GIVEN EXERCISE: Repeat the listing in full. Nothing may be added or left out.

RECORDS FOR THIS EXERCISE:

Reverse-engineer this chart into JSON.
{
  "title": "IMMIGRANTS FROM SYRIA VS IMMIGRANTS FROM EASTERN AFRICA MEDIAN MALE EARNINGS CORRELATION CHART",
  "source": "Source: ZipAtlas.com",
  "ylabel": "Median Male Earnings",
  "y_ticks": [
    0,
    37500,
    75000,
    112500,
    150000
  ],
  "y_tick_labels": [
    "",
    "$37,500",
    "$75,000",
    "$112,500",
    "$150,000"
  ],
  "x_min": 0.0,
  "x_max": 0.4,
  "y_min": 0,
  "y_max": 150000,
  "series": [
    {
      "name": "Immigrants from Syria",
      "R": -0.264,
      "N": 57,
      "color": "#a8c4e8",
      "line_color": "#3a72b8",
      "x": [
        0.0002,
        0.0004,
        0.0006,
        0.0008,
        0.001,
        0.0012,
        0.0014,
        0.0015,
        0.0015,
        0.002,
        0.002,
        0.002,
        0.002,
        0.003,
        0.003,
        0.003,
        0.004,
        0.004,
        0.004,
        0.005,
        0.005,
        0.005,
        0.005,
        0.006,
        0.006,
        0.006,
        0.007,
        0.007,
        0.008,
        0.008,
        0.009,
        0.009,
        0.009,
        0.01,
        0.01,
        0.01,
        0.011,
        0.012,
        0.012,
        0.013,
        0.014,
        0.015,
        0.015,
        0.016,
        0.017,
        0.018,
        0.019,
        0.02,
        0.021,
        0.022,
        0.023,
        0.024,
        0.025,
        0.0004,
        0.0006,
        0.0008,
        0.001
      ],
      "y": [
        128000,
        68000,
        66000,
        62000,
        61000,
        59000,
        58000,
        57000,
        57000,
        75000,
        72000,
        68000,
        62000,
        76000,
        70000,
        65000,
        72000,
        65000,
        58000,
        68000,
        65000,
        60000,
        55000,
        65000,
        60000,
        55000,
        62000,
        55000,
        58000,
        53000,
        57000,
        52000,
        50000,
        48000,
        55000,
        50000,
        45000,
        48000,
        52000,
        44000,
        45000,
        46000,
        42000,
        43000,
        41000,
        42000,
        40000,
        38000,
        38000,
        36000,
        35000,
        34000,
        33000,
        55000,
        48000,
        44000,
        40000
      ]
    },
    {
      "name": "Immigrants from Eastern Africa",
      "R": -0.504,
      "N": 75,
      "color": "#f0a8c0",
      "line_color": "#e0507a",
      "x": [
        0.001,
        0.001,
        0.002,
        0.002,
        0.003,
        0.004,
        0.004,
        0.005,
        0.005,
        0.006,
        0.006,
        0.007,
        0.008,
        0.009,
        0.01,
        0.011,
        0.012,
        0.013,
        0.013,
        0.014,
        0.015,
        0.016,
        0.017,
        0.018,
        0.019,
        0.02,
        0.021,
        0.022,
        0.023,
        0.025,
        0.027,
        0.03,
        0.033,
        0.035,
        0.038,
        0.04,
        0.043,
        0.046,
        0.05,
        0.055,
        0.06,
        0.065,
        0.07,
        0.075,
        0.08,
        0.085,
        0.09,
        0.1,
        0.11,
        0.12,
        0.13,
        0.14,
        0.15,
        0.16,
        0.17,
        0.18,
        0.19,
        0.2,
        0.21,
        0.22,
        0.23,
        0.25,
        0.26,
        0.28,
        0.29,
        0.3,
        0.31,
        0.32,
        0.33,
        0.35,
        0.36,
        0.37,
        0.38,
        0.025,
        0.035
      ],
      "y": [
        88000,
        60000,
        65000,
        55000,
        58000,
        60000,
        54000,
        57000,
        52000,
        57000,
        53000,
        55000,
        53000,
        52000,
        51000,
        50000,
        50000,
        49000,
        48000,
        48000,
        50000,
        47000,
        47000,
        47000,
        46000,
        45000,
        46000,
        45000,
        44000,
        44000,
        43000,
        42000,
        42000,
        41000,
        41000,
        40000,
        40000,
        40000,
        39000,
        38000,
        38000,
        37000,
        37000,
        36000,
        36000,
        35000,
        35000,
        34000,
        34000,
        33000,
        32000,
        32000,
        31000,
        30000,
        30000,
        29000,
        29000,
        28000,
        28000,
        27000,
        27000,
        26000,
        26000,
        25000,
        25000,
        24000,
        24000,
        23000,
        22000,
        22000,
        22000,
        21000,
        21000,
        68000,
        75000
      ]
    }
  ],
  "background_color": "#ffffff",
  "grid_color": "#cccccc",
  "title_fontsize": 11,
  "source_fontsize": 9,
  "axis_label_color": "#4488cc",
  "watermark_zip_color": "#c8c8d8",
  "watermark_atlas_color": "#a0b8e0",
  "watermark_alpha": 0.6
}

PROBLEM SOLUTION:
Reverse-engineer this chart into JSON.
{
  "title": "IMMIGRANTS FROM SYRIA VS IMMIGRANTS FROM EASTERN AFRICA MEDIAN MALE EARNINGS CORRELATION CHART",
  "source": "Source: ZipAtlas.com",
  "ylabel": "Median Male Earnings",
  "y_ticks": [
    0,
    37500,
    75000,
    112500,
    150000
  ],
  "y_tick_labels": [
    "",
    "$37,500",
    "$75,000",
    "$112,500",
    "$150,000"
  ],
  "x_min": 0.0,
  "x_max": 0.4,
  "y_min": 0,
  "y_max": 150000,
  "series": [
    {
      "name": "Immigrants from Syria",
      "R": -0.264,
      "N": 57,
      "color": "#a8c4e8",
      "line_color": "#3a72b8",
      "x": [
        0.0002,
        0.0004,
        0.0006,
        0.0008,
        0.001,
        0.0012,
        0.0014,
        0.0015,
        0.0015,
        0.002,
        0.002,
        0.002,
        0.002,
        0.003,
        0.003,
        0.003,
        0.004,
        0.004,
        0.004,
        0.005,
        0.005,
        0.005,
        0.005,
        0.006,
        0.006,
        0.006,
        0.007,
        0.007,
        0.008,
        0.008,
        0.009,
        0.009,
        0.009,
        0.01,
        0.01,
        0.01,
        0.011,
        0.012,
        0.012,
        0.013,
        0.014,
        0.015,
        0.015,
        0.016,
        0.017,
        0.018,
        0.019,
        0.02,
        0.021,
        0.022,
        0.023,
        0.024,
        0.025,
        0.0004,
        0.0006,
        0.0008,
        0.001
      ],
      "y": [
        128000,
        68000,
        66000,
        62000,
        61000,
        59000,
        58000,
        57000,
        57000,
        75000,
        72000,
        68000,
        62000,
        76000,
        70000,
        65000,
        72000,
        65000,
        58000,
        68000,
        65000,
        60000,
        55000,
        65000,
        60000,
        55000,
        62000,
        55000,
        58000,
        53000,
        57000,
        52000,
        50000,
        48000,
        55000,
        50000,
        45000,
        48000,
        52000,
        44000,
        45000,
        46000,
        42000,
        43000,
        41000,
        42000,
        40000,
        38000,
        38000,
        36000,
        35000,
        34000,
        33000,
        55000,
        48000,
        44000,
        40000
      ]
    },
    {
      "name": "Immigrants from Eastern Africa",
      "R": -0.504,
      "N": 75,
      "color": "#f0a8c0",
      "line_color": "#e0507a",
      "x": [
        0.001,
        0.001,
        0.002,
        0.002,
        0.003,
        0.004,
        0.004,
        0.005,
        0.005,
        0.006,
        0.006,
        0.007,
        0.008,
        0.009,
        0.01,
        0.011,
        0.012,
        0.013,
        0.013,
        0.014,
        0.015,
        0.016,
        0.017,
        0.018,
        0.019,
        0.02,
        0.021,
        0.022,
        0.023,
        0.025,
        0.027,
        0.03,
        0.033,
        0.035,
        0.038,
        0.04,
        0.043,
        0.046,
        0.05,
        0.055,
        0.06,
        0.065,
        0.07,
        0.075,
        0.08,
        0.085,
        0.09,
        0.1,
        0.11,
        0.12,
        0.13,
        0.14,
        0.15,
        0.16,
        0.17,
        0.18,
        0.19,
        0.2,
        0.21,
        0.22,
        0.23,
        0.25,
        0.26,
        0.28,
        0.29,
        0.3,
        0.31,
        0.32,
        0.33,
        0.35,
        0.36,
        0.37,
        0.38,
        0.025,
        0.035
      ],
      "y": [
        88000,
        60000,
        65000,
        55000,
        58000,
        60000,
        54000,
        57000,
        52000,
        57000,
        53000,
        55000,
        53000,
        52000,
        51000,
        50000,
        50000,
        49000,
        48000,
        48000,
        50000,
        47000,
        47000,
        47000,
        46000,
        45000,
        46000,
        45000,
        44000,
        44000,
        43000,
        42000,
        42000,
        41000,
        41000,
        40000,
        40000,
        40000,
        39000,
        38000,
        38000,
        37000,
        37000,
        36000,
        36000,
        35000,
        35000,
        34000,
        34000,
        33000,
        32000,
        32000,
        31000,
        30000,
        30000,
        29000,
        29000,
        28000,
        28000,
        27000,
        27000,
        26000,
        26000,
        25000,
        25000,
        24000,
        24000,
        23000,
        22000,
        22000,
        22000,
        21000,
        21000,
        68000,
        75000
      ]
    }
  ],
  "background_color": "#ffffff",
  "grid_color": "#cccccc",
  "title_fontsize": 11,
  "source_fontsize": 9,
  "axis_label_color": "#4488cc",
  "watermark_zip_color": "#c8c8d8",
  "watermark_atlas_color": "#a0b8e0",
  "watermark_alpha": 0.6
}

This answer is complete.